WHAT THE TASK REQUIRES
Please reproduce every record, keeping each one exactly as written.

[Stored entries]
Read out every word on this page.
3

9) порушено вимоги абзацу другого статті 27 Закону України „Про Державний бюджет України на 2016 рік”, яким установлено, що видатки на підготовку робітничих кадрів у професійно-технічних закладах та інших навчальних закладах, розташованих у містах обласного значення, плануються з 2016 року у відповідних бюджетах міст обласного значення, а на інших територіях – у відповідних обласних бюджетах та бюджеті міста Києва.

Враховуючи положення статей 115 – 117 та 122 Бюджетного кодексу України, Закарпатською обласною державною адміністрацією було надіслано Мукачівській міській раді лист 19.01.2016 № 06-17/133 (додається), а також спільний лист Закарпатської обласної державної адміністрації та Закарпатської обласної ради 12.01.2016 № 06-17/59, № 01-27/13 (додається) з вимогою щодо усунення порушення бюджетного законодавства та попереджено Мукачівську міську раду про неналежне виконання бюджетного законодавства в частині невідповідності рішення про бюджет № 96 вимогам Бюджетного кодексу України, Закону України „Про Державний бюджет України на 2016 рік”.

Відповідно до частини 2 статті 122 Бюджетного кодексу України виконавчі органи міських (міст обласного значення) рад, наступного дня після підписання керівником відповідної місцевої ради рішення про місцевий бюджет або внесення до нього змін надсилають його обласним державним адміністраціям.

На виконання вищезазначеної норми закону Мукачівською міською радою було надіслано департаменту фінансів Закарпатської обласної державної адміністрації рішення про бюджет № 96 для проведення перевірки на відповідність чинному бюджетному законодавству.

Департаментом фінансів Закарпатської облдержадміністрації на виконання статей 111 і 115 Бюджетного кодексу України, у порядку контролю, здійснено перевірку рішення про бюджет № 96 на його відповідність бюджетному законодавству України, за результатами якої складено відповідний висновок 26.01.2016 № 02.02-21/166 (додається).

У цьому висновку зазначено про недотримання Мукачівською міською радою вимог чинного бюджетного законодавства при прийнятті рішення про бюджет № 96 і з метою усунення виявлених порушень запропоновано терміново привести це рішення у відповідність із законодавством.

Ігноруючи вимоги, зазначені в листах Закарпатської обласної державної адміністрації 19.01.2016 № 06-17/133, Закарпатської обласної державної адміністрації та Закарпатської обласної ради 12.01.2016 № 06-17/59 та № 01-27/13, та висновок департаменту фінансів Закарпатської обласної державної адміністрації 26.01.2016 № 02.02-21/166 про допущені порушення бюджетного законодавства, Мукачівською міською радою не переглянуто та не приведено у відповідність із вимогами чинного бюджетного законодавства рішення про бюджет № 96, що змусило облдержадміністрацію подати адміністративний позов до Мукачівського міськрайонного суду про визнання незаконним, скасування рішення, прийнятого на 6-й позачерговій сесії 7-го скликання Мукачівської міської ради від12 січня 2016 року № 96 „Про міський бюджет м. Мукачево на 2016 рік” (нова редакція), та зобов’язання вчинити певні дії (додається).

TASK RESPONSE
Read out every word on this page.
3

9) порушено вимоги абзацу другого статті 27 Закону України „Про Державний бюджет України на 2016 рік”, яким установлено, що видатки на підготовку робітничих кадрів у професійно-технічних закладах та інших навчальних закладах, розташованих у містах обласного значення, плануються з 2016 року у відповідних бюджетах міст обласного значення, а на інших територіях – у відповідних обласних бюджетах та бюджеті міста Києва.

Враховуючи положення статей 115 – 117 та 122 Бюджетного кодексу України, Закарпатською обласною державною адміністрацією було надіслано Мукачівській міській раді лист 19.01.2016 № 06-17/133 (додається), а також спільний лист Закарпатської обласної державної адміністрації та Закарпатської обласної ради 12.01.2016 № 06-17/59, № 01-27/13 (додається) з вимогою щодо усунення порушення бюджетного законодавства та попереджено Мукачівську міську раду про неналежне виконання бюджетного законодавства в частині невідповідності рішення про бюджет № 96 вимогам Бюджетного кодексу України, Закону України „Про Державний бюджет України на 2016 рік”.

Відповідно до частини 2 статті 122 Бюджетного кодексу України виконавчі органи міських (міст обласного значення) рад, наступного дня після підписання керівником відповідної місцевої ради рішення про місцевий бюджет або внесення до нього змін надсилають його обласним державним адміністраціям.

На виконання вищезазначеної норми закону Мукачівською міською радою було надіслано департаменту фінансів Закарпатської обласної державної адміністрації рішення про бюджет № 96 для проведення перевірки на відповідність чинному бюджетному законодавству.

Департаментом фінансів Закарпатської облдержадміністрації на виконання статей 111 і 115 Бюджетного кодексу України, у порядку контролю, здійснено перевірку рішення про бюджет № 96 на його відповідність бюджетному законодавству України, за результатами якої складено відповідний висновок 26.01.2016 № 02.02-21/166 (додається).

У цьому висновку зазначено про недотримання Мукачівською міською радою вимог чинного бюджетного законодавства при прийнятті рішення про бюджет № 96 і з метою усунення виявлених порушень запропоновано терміново привести це рішення у відповідність із законодавством.

Ігноруючи вимоги, зазначені в листах Закарпатської обласної державної адміністрації 19.01.2016 № 06-17/133, Закарпатської обласної державної адміністрації та Закарпатської обласної ради 12.01.2016 № 06-17/59 та № 01-27/13, та висновок департаменту фінансів Закарпатської обласної державної адміністрації 26.01.2016 № 02.02-21/166 про допущені порушення бюджетного законодавства, Мукачівською міською радою не переглянуто та не приведено у відповідність із вимогами чинного бюджетного законодавства рішення про бюджет № 96, що змусило облдержадміністрацію подати адміністративний позов до Мукачівського міськрайонного суду про визнання незаконним, скасування рішення, прийнятого на 6-й позачерговій сесії 7-го скликання Мукачівської міської ради від12 січня 2016 року № 96 „Про міський бюджет м. Мукачево на 2016 рік” (нова редакція), та зобов’язання вчинити певні дії (додається).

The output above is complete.